Begin RECORDS TO PROCESS

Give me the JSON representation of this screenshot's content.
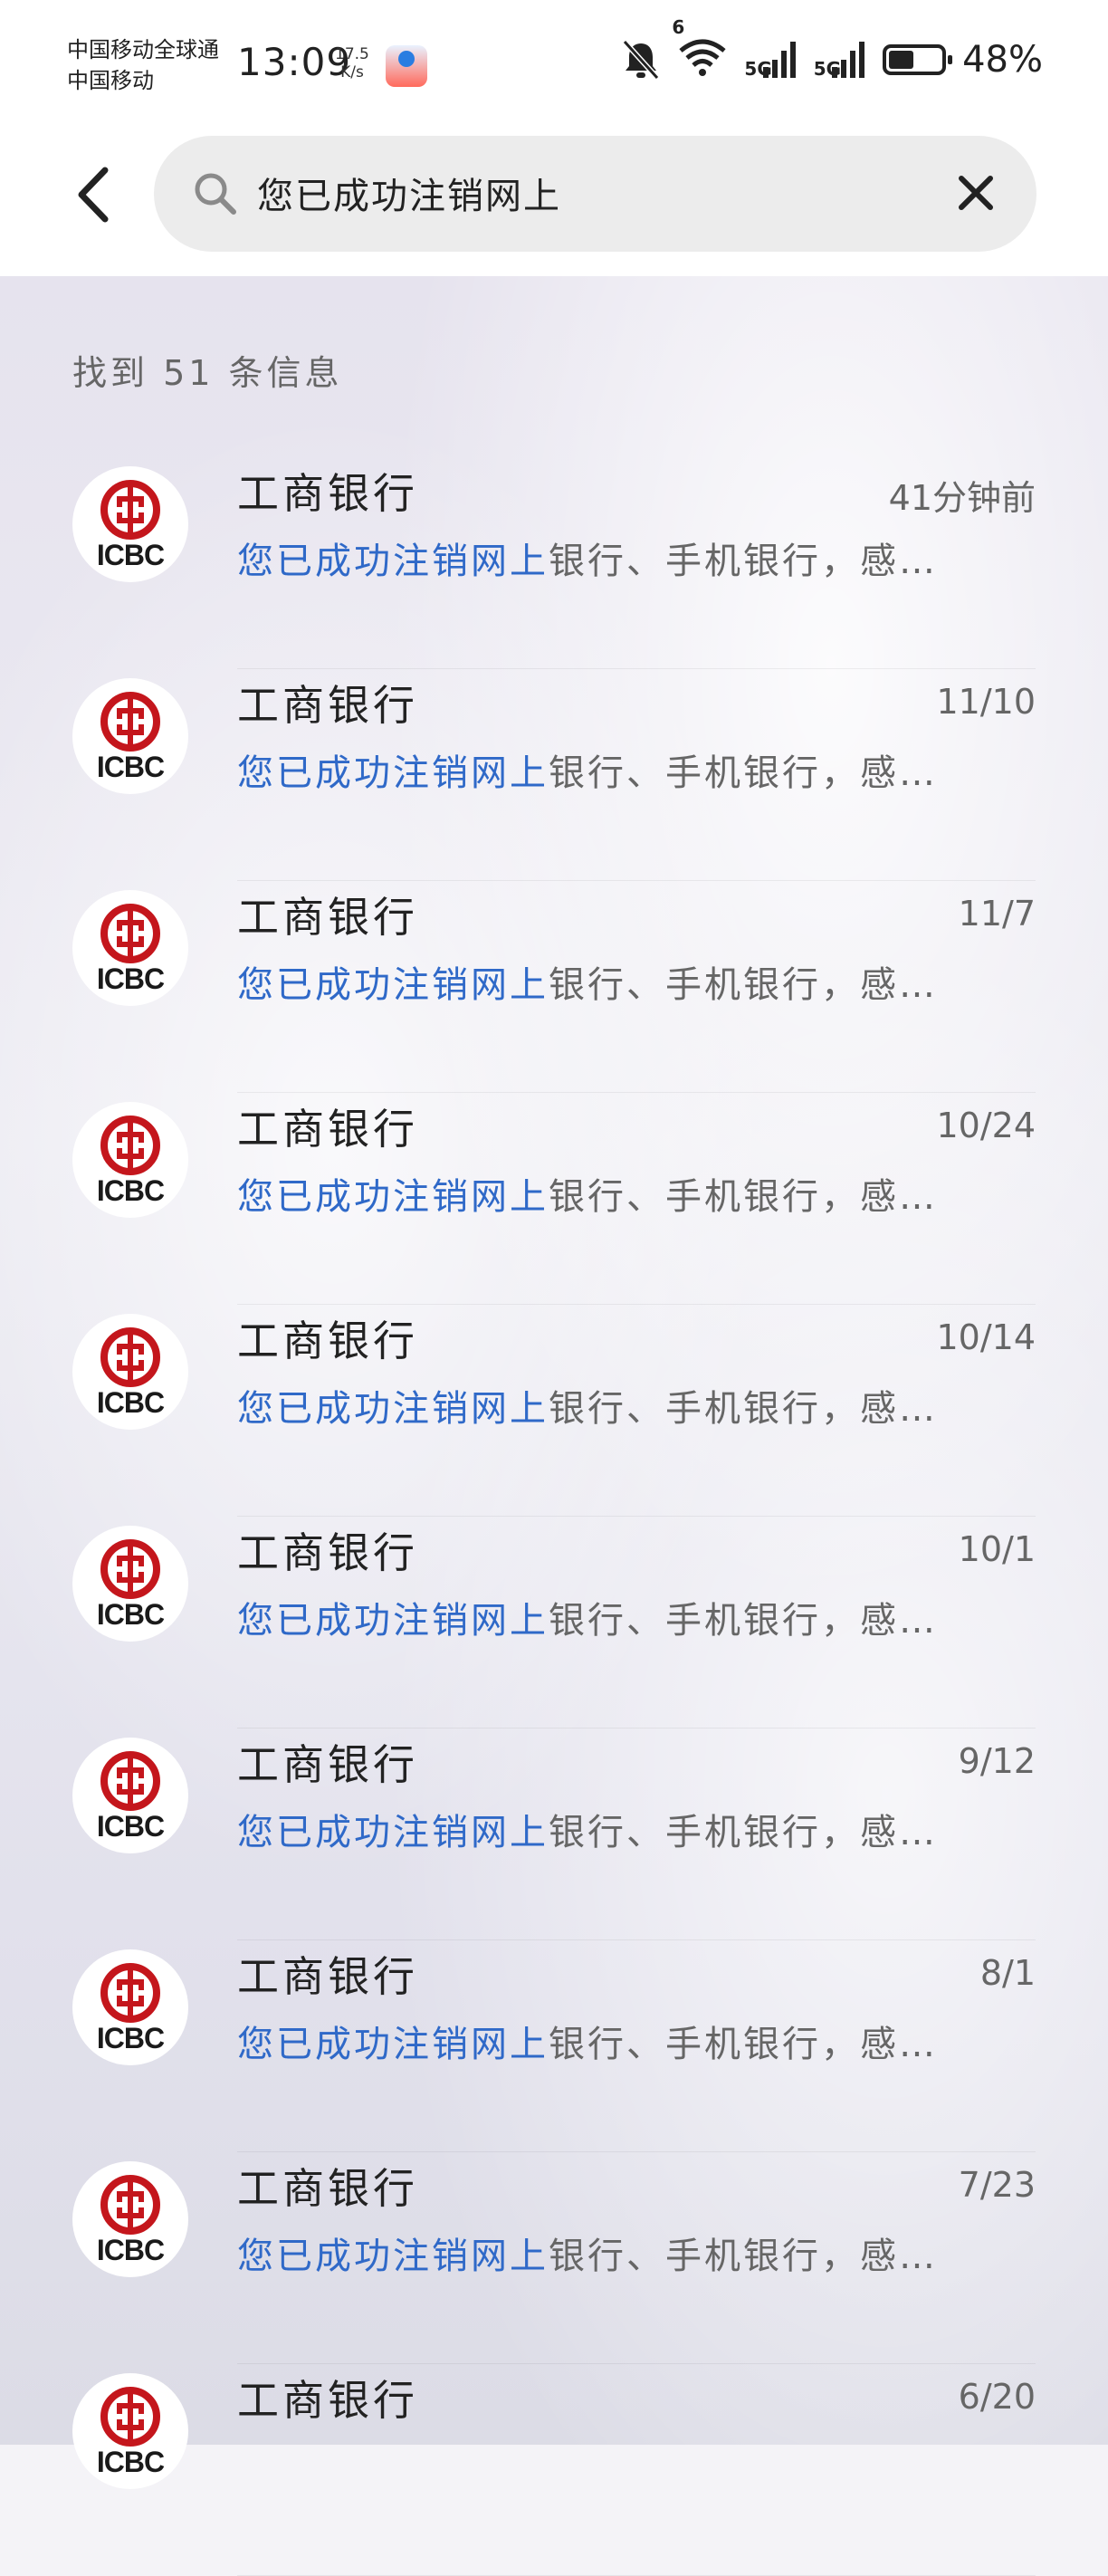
{
  "status_bar": {
    "carrier_line1": "中国移动全球通",
    "carrier_line2": "中国移动",
    "time": "13:09",
    "net_speed_value": "17.5",
    "net_speed_unit": "K/s",
    "battery_text": "48%",
    "battery_level": 0.48,
    "signal_1_label": "5G",
    "signal_2_label": "5G",
    "wifi_label": "6",
    "icons": [
      "bell-off-icon",
      "wifi-icon",
      "signal-icon",
      "signal-icon",
      "battery-icon"
    ]
  },
  "search": {
    "query": "您已成功注销网上",
    "back_icon": "chevron-left-icon",
    "search_icon": "magnifier-icon",
    "clear_icon": "close-icon"
  },
  "results": {
    "count_text": "找到 51 条信息"
  },
  "messages": [
    {
      "sender": "工商银行",
      "time": "41分钟前",
      "highlight": "您已成功注销网上",
      "rest": "银行、手机银行，感…",
      "logo_text": "ICBC"
    },
    {
      "sender": "工商银行",
      "time": "11/10",
      "highlight": "您已成功注销网上",
      "rest": "银行、手机银行，感…",
      "logo_text": "ICBC"
    },
    {
      "sender": "工商银行",
      "time": "11/7",
      "highlight": "您已成功注销网上",
      "rest": "银行、手机银行，感…",
      "logo_text": "ICBC"
    },
    {
      "sender": "工商银行",
      "time": "10/24",
      "highlight": "您已成功注销网上",
      "rest": "银行、手机银行，感…",
      "logo_text": "ICBC"
    },
    {
      "sender": "工商银行",
      "time": "10/14",
      "highlight": "您已成功注销网上",
      "rest": "银行、手机银行，感…",
      "logo_text": "ICBC"
    },
    {
      "sender": "工商银行",
      "time": "10/1",
      "highlight": "您已成功注销网上",
      "rest": "银行、手机银行，感…",
      "logo_text": "ICBC"
    },
    {
      "sender": "工商银行",
      "time": "9/12",
      "highlight": "您已成功注销网上",
      "rest": "银行、手机银行，感…",
      "logo_text": "ICBC"
    },
    {
      "sender": "工商银行",
      "time": "8/1",
      "highlight": "您已成功注销网上",
      "rest": "银行、手机银行，感…",
      "logo_text": "ICBC"
    },
    {
      "sender": "工商银行",
      "time": "7/23",
      "highlight": "您已成功注销网上",
      "rest": "银行、手机银行，感…",
      "logo_text": "ICBC"
    },
    {
      "sender": "工商银行",
      "time": "6/20",
      "highlight": "",
      "rest": "",
      "logo_text": "ICBC"
    }
  ],
  "colors": {
    "highlight": "#2f69c8",
    "icbc_red": "#c4161c",
    "text_primary": "#222222",
    "text_secondary": "#666666"
  }
}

End RECORDS TO PROCESS

DO THIS →
Quote each entry above verbatim and drop the pictures.

FINISHED EXERCISE →
Give me the JSON representation of this screenshot's content.
{
  "status_bar": {
    "carrier_line1": "中国移动全球通",
    "carrier_line2": "中国移动",
    "time": "13:09",
    "net_speed_value": "17.5",
    "net_speed_unit": "K/s",
    "battery_text": "48%",
    "battery_level": 0.48,
    "signal_1_label": "5G",
    "signal_2_label": "5G",
    "wifi_label": "6",
    "icons": [
      "bell-off-icon",
      "wifi-icon",
      "signal-icon",
      "signal-icon",
      "battery-icon"
    ]
  },
  "search": {
    "query": "您已成功注销网上",
    "back_icon": "chevron-left-icon",
    "search_icon": "magnifier-icon",
    "clear_icon": "close-icon"
  },
  "results": {
    "count_text": "找到 51 条信息"
  },
  "messages": [
    {
      "sender": "工商银行",
      "time": "41分钟前",
      "highlight": "您已成功注销网上",
      "rest": "银行、手机银行，感…",
      "logo_text": "ICBC"
    },
    {
      "sender": "工商银行",
      "time": "11/10",
      "highlight": "您已成功注销网上",
      "rest": "银行、手机银行，感…",
      "logo_text": "ICBC"
    },
    {
      "sender": "工商银行",
      "time": "11/7",
      "highlight": "您已成功注销网上",
      "rest": "银行、手机银行，感…",
      "logo_text": "ICBC"
    },
    {
      "sender": "工商银行",
      "time": "10/24",
      "highlight": "您已成功注销网上",
      "rest": "银行、手机银行，感…",
      "logo_text": "ICBC"
    },
    {
      "sender": "工商银行",
      "time": "10/14",
      "highlight": "您已成功注销网上",
      "rest": "银行、手机银行，感…",
      "logo_text": "ICBC"
    },
    {
      "sender": "工商银行",
      "time": "10/1",
      "highlight": "您已成功注销网上",
      "rest": "银行、手机银行，感…",
      "logo_text": "ICBC"
    },
    {
      "sender": "工商银行",
      "time": "9/12",
      "highlight": "您已成功注销网上",
      "rest": "银行、手机银行，感…",
      "logo_text": "ICBC"
    },
    {
      "sender": "工商银行",
      "time": "8/1",
      "highlight": "您已成功注销网上",
      "rest": "银行、手机银行，感…",
      "logo_text": "ICBC"
    },
    {
      "sender": "工商银行",
      "time": "7/23",
      "highlight": "您已成功注销网上",
      "rest": "银行、手机银行，感…",
      "logo_text": "ICBC"
    },
    {
      "sender": "工商银行",
      "time": "6/20",
      "highlight": "",
      "rest": "",
      "logo_text": "ICBC"
    }
  ],
  "colors": {
    "highlight": "#2f69c8",
    "icbc_red": "#c4161c",
    "text_primary": "#222222",
    "text_secondary": "#666666"
  }
}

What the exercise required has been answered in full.